*Stated exercise*
List each line in which the string "median" appears.

· · ·

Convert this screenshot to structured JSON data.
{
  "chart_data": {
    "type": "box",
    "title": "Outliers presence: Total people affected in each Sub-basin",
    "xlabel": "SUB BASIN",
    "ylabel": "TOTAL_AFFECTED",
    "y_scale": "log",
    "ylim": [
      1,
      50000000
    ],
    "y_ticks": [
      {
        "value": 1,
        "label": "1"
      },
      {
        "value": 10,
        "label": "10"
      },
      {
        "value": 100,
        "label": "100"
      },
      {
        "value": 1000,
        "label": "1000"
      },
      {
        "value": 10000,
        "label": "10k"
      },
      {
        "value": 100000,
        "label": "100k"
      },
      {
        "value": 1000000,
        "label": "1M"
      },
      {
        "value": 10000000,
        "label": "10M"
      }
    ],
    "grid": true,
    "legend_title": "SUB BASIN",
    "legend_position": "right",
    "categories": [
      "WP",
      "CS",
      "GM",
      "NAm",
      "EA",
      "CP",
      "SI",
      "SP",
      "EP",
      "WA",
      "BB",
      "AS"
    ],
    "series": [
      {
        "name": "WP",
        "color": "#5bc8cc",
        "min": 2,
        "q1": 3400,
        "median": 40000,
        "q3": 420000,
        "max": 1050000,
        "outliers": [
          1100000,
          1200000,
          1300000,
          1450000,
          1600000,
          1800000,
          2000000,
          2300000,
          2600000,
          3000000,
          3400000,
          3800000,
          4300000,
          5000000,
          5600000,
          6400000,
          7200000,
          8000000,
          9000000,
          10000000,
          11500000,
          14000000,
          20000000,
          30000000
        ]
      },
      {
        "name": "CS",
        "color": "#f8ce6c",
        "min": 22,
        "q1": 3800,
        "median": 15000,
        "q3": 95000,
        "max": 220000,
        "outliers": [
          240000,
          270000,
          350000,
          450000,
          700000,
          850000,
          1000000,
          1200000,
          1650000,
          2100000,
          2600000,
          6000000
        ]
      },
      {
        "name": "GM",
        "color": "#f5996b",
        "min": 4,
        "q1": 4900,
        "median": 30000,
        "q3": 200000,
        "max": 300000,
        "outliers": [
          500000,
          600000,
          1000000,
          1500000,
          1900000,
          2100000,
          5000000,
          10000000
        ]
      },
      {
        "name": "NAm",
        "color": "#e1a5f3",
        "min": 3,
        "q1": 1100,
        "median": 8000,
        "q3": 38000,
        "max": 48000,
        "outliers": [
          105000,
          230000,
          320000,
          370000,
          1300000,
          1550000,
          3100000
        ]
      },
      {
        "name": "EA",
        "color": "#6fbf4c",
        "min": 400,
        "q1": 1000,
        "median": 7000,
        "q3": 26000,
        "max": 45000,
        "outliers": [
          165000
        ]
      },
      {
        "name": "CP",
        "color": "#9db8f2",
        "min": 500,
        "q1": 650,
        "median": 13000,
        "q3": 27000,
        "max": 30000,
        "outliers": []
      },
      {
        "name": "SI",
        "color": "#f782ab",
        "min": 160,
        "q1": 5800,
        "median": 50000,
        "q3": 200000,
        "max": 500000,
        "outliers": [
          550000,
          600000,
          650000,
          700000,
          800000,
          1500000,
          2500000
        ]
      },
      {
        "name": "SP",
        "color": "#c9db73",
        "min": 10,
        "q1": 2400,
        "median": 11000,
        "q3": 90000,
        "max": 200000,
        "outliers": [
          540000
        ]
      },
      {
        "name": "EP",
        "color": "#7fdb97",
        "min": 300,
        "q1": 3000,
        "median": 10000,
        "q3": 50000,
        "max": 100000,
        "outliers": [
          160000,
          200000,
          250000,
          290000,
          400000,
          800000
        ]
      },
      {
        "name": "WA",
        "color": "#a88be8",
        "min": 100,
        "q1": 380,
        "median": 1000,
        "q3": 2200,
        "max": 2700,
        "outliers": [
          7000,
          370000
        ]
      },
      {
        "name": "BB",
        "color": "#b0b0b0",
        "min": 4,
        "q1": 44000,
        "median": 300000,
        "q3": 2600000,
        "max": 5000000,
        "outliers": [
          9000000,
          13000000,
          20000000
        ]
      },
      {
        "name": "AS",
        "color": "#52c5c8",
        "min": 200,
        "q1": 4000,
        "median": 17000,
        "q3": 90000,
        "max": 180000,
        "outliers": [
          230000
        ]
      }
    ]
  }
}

· · ·

*Answer to this exercise*
        "median": 40000,
        "median": 15000,
        "median": 30000,
        "median": 8000,
        "median": 7000,
        "median": 13000,
        "median": 50000,
        "median": 11000,
        "median": 10000,
        "median": 1000,
        "median": 300000,
        "median": 17000,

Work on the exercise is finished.